* _What this task involves_:
Write out the entries below once more, exactly, with the pictures left out.

* _Supplied material_:
----
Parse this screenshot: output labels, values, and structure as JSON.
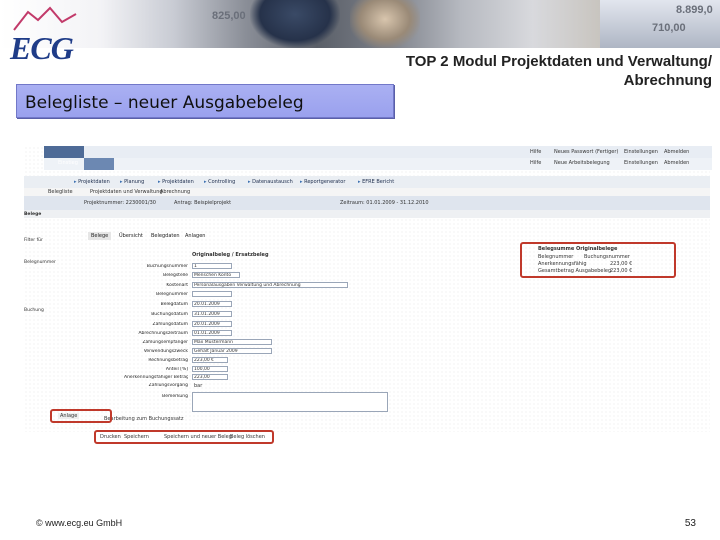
{
  "header": {
    "logo_text": "ECG",
    "photo_numbers": [
      "825,00",
      "710,00",
      "8.899,0"
    ]
  },
  "slide": {
    "section_title": "Belegliste – neuer Ausgabebeleg",
    "top_title_line1": "TOP 2 Modul Projektdaten und Verwaltung/",
    "top_title_line2": "Abrechnung",
    "footer_copyright": "© www.ecg.eu GmbH",
    "page_number": "53"
  },
  "screenshot": {
    "top_links_row1": [
      "Hilfe",
      "Neues Passwort (Fertiger)",
      "Einstellungen",
      "Abmelden"
    ],
    "top_links_row2": [
      "Hilfe",
      "Neue Arbeitsbelegung",
      "Einstellungen",
      "Abmelden"
    ],
    "left_tab": "Einstieg",
    "nav_items": [
      "Projektdaten",
      "Planung",
      "Projektdaten",
      "Controlling",
      "Datenaustausch",
      "Reportgenerator",
      "EFRE Bericht"
    ],
    "sub_nav": [
      "Belegliste",
      "Projektdaten und Verwaltung",
      "Abrechnung"
    ],
    "context_bar": [
      "Projektnummer: 2230001/30",
      "Antrag: Beispielprojekt",
      "Zeitraum: 01.01.2009 - 31.12.2010"
    ],
    "left_labels": [
      "Belege",
      "Filter für",
      "Belegnummer",
      "Buchung"
    ],
    "subtabs": [
      "Belege",
      "Übersicht",
      "Belegdaten",
      "Anlagen"
    ],
    "form_heading": "Originalbeleg / Ersatzbeleg",
    "form_fields": [
      {
        "label": "Buchungsnummer",
        "value": "1"
      },
      {
        "label": "Belegstelle",
        "value": "Menschen Konto"
      },
      {
        "label": "Kostenart",
        "value": "Personalausgaben Verwaltung und Abrechnung"
      },
      {
        "label": "Belegnummer",
        "value": ""
      },
      {
        "label": "Belegdatum",
        "value": "20.01.2009"
      },
      {
        "label": "Buchungsdatum",
        "value": "31.01.2009"
      },
      {
        "label": "Zahlungsdatum",
        "value": "20.01.2009"
      },
      {
        "label": "Abrechnungszeitraum",
        "value": "01.01.2009"
      },
      {
        "label": "Zahlungsempfänger",
        "value": "Max Mustermann"
      },
      {
        "label": "Verwendungszweck",
        "value": "Gehalt Januar 2009"
      },
      {
        "label": "Rechnungsbetrag",
        "value": "223,00 €"
      },
      {
        "label": "Anteil [%]",
        "value": "100,00"
      },
      {
        "label": "Anerkennungsfähiger Betrag",
        "value": "223,00"
      },
      {
        "label": "Zahlungsvorgang",
        "value": "bar"
      }
    ],
    "bemerkung_label": "Bemerkung",
    "bottom_left_button": "Anlage",
    "processing_text": "Bearbeitung zum Buchungssatz",
    "bottom_buttons": [
      "Drucken",
      "Speichern",
      "Speichern und neuer Beleg",
      "Beleg löschen"
    ],
    "summary_title": "Belegsumme Originalbelege",
    "summary_rows": [
      {
        "label": "Belegnummer",
        "value": "Buchungsnummer"
      },
      {
        "label": "Anerkennungsfähig",
        "value": "223,00 €"
      },
      {
        "label": "Gesamtbetrag Ausgabebeleg",
        "value": "223,00 €"
      }
    ]
  },
  "colors": {
    "title_box": "#9aa1ee",
    "highlight": "#c0392b",
    "logo_blue": "#1f3c88"
  }
}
----
* _Final result_:
Parse this screenshot: output labels, values, and structure as JSON.
{
  "header": {
    "logo_text": "ECG",
    "photo_numbers": [
      "825,00",
      "710,00",
      "8.899,0"
    ]
  },
  "slide": {
    "section_title": "Belegliste – neuer Ausgabebeleg",
    "top_title_line1": "TOP 2 Modul Projektdaten und Verwaltung/",
    "top_title_line2": "Abrechnung",
    "footer_copyright": "© www.ecg.eu GmbH",
    "page_number": "53"
  },
  "screenshot": {
    "top_links_row1": [
      "Hilfe",
      "Neues Passwort (Fertiger)",
      "Einstellungen",
      "Abmelden"
    ],
    "top_links_row2": [
      "Hilfe",
      "Neue Arbeitsbelegung",
      "Einstellungen",
      "Abmelden"
    ],
    "left_tab": "Einstieg",
    "nav_items": [
      "Projektdaten",
      "Planung",
      "Projektdaten",
      "Controlling",
      "Datenaustausch",
      "Reportgenerator",
      "EFRE Bericht"
    ],
    "sub_nav": [
      "Belegliste",
      "Projektdaten und Verwaltung",
      "Abrechnung"
    ],
    "context_bar": [
      "Projektnummer: 2230001/30",
      "Antrag: Beispielprojekt",
      "Zeitraum: 01.01.2009 - 31.12.2010"
    ],
    "left_labels": [
      "Belege",
      "Filter für",
      "Belegnummer",
      "Buchung"
    ],
    "subtabs": [
      "Belege",
      "Übersicht",
      "Belegdaten",
      "Anlagen"
    ],
    "form_heading": "Originalbeleg / Ersatzbeleg",
    "form_fields": [
      {
        "label": "Buchungsnummer",
        "value": "1"
      },
      {
        "label": "Belegstelle",
        "value": "Menschen Konto"
      },
      {
        "label": "Kostenart",
        "value": "Personalausgaben Verwaltung und Abrechnung"
      },
      {
        "label": "Belegnummer",
        "value": ""
      },
      {
        "label": "Belegdatum",
        "value": "20.01.2009"
      },
      {
        "label": "Buchungsdatum",
        "value": "31.01.2009"
      },
      {
        "label": "Zahlungsdatum",
        "value": "20.01.2009"
      },
      {
        "label": "Abrechnungszeitraum",
        "value": "01.01.2009"
      },
      {
        "label": "Zahlungsempfänger",
        "value": "Max Mustermann"
      },
      {
        "label": "Verwendungszweck",
        "value": "Gehalt Januar 2009"
      },
      {
        "label": "Rechnungsbetrag",
        "value": "223,00 €"
      },
      {
        "label": "Anteil [%]",
        "value": "100,00"
      },
      {
        "label": "Anerkennungsfähiger Betrag",
        "value": "223,00"
      },
      {
        "label": "Zahlungsvorgang",
        "value": "bar"
      }
    ],
    "bemerkung_label": "Bemerkung",
    "bottom_left_button": "Anlage",
    "processing_text": "Bearbeitung zum Buchungssatz",
    "bottom_buttons": [
      "Drucken",
      "Speichern",
      "Speichern und neuer Beleg",
      "Beleg löschen"
    ],
    "summary_title": "Belegsumme Originalbelege",
    "summary_rows": [
      {
        "label": "Belegnummer",
        "value": "Buchungsnummer"
      },
      {
        "label": "Anerkennungsfähig",
        "value": "223,00 €"
      },
      {
        "label": "Gesamtbetrag Ausgabebeleg",
        "value": "223,00 €"
      }
    ]
  },
  "colors": {
    "title_box": "#9aa1ee",
    "highlight": "#c0392b",
    "logo_blue": "#1f3c88"
  }
}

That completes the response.